**Work to be completed**.
Write out all of the entries exactly, please.

•••••

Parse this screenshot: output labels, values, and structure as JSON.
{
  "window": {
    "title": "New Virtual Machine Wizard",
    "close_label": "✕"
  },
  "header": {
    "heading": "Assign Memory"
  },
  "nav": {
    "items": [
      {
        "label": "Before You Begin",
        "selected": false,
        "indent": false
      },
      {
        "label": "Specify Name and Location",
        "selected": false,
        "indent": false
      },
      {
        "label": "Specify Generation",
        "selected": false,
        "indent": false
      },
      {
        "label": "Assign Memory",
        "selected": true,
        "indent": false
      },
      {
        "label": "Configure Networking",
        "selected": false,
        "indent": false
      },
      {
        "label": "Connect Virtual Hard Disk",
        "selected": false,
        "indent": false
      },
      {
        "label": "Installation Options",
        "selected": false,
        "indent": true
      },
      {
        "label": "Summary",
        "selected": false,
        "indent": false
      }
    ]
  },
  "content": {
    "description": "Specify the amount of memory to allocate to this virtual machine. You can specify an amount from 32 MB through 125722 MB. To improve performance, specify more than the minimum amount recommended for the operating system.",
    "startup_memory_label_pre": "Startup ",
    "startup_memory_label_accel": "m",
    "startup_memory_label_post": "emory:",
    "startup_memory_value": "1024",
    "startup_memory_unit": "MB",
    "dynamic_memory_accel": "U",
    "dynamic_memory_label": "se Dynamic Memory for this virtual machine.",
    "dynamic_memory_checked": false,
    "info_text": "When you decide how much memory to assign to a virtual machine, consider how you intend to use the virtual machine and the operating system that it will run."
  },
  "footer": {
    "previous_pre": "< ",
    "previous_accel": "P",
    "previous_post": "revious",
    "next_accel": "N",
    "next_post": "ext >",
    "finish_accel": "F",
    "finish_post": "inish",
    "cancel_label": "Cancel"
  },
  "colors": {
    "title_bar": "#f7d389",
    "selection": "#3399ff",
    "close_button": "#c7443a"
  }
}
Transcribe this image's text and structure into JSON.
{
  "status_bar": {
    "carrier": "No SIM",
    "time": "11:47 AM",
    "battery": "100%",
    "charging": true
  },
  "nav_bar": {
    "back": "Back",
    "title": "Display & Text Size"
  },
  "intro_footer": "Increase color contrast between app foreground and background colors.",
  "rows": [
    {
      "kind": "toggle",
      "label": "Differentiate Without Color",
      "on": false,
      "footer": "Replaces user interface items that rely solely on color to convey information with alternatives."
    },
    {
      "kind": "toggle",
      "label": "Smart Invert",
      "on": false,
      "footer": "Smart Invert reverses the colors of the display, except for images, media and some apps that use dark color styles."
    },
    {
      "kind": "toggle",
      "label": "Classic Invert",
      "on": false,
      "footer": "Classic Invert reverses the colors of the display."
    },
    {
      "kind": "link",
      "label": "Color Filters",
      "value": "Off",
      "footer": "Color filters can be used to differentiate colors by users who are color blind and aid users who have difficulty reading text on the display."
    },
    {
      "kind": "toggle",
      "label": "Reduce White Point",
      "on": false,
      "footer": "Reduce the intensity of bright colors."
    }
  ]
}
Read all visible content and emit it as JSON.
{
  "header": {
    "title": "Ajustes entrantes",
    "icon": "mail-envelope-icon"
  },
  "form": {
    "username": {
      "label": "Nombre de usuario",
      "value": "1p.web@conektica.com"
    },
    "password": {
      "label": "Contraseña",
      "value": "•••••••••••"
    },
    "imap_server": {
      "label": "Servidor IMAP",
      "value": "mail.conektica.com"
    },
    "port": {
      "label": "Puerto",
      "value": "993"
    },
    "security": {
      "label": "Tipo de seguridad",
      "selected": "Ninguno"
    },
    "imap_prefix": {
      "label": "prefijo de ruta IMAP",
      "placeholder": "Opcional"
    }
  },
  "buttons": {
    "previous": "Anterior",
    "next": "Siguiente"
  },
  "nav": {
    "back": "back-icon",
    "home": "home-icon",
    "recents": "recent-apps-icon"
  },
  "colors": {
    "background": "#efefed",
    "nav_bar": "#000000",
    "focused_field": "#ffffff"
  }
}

•••••

**The answer**.
Parse this screenshot: output labels, values, and structure as JSON.
{
  "window": {
    "title": "New Virtual Machine Wizard",
    "close_label": "✕"
  },
  "header": {
    "heading": "Assign Memory"
  },
  "nav": {
    "items": [
      {
        "label": "Before You Begin",
        "selected": false,
        "indent": false
      },
      {
        "label": "Specify Name and Location",
        "selected": false,
        "indent": false
      },
      {
        "label": "Specify Generation",
        "selected": false,
        "indent": false
      },
      {
        "label": "Assign Memory",
        "selected": true,
        "indent": false
      },
      {
        "label": "Configure Networking",
        "selected": false,
        "indent": false
      },
      {
        "label": "Connect Virtual Hard Disk",
        "selected": false,
        "indent": false
      },
      {
        "label": "Installation Options",
        "selected": false,
        "indent": true
      },
      {
        "label": "Summary",
        "selected": false,
        "indent": false
      }
    ]
  },
  "content": {
    "description": "Specify the amount of memory to allocate to this virtual machine. You can specify an amount from 32 MB through 125722 MB. To improve performance, specify more than the minimum amount recommended for the operating system.",
    "startup_memory_label_pre": "Startup ",
    "startup_memory_label_accel": "m",
    "startup_memory_label_post": "emory:",
    "startup_memory_value": "1024",
    "startup_memory_unit": "MB",
    "dynamic_memory_accel": "U",
    "dynamic_memory_label": "se Dynamic Memory for this virtual machine.",
    "dynamic_memory_checked": false,
    "info_text": "When you decide how much memory to assign to a virtual machine, consider how you intend to use the virtual machine and the operating system that it will run."
  },
  "footer": {
    "previous_pre": "< ",
    "previous_accel": "P",
    "previous_post": "revious",
    "next_accel": "N",
    "next_post": "ext >",
    "finish_accel": "F",
    "finish_post": "inish",
    "cancel_label": "Cancel"
  },
  "colors": {
    "title_bar": "#f7d389",
    "selection": "#3399ff",
    "close_button": "#c7443a"
  }
}
Transcribe this image's text and structure into JSON.
{
  "status_bar": {
    "carrier": "No SIM",
    "time": "11:47 AM",
    "battery": "100%",
    "charging": true
  },
  "nav_bar": {
    "back": "Back",
    "title": "Display & Text Size"
  },
  "intro_footer": "Increase color contrast between app foreground and background colors.",
  "rows": [
    {
      "kind": "toggle",
      "label": "Differentiate Without Color",
      "on": false,
      "footer": "Replaces user interface items that rely solely on color to convey information with alternatives."
    },
    {
      "kind": "toggle",
      "label": "Smart Invert",
      "on": false,
      "footer": "Smart Invert reverses the colors of the display, except for images, media and some apps that use dark color styles."
    },
    {
      "kind": "toggle",
      "label": "Classic Invert",
      "on": false,
      "footer": "Classic Invert reverses the colors of the display."
    },
    {
      "kind": "link",
      "label": "Color Filters",
      "value": "Off",
      "footer": "Color filters can be used to differentiate colors by users who are color blind and aid users who have difficulty reading text on the display."
    },
    {
      "kind": "toggle",
      "label": "Reduce White Point",
      "on": false,
      "footer": "Reduce the intensity of bright colors."
    }
  ]
}
Read all visible content and emit it as JSON.
{
  "header": {
    "title": "Ajustes entrantes",
    "icon": "mail-envelope-icon"
  },
  "form": {
    "username": {
      "label": "Nombre de usuario",
      "value": "1p.web@conektica.com"
    },
    "password": {
      "label": "Contraseña",
      "value": "•••••••••••"
    },
    "imap_server": {
      "label": "Servidor IMAP",
      "value": "mail.conektica.com"
    },
    "port": {
      "label": "Puerto",
      "value": "993"
    },
    "security": {
      "label": "Tipo de seguridad",
      "selected": "Ninguno"
    },
    "imap_prefix": {
      "label": "prefijo de ruta IMAP",
      "placeholder": "Opcional"
    }
  },
  "buttons": {
    "previous": "Anterior",
    "next": "Siguiente"
  },
  "nav": {
    "back": "back-icon",
    "home": "home-icon",
    "recents": "recent-apps-icon"
  },
  "colors": {
    "background": "#efefed",
    "nav_bar": "#000000",
    "focused_field": "#ffffff"
  }
}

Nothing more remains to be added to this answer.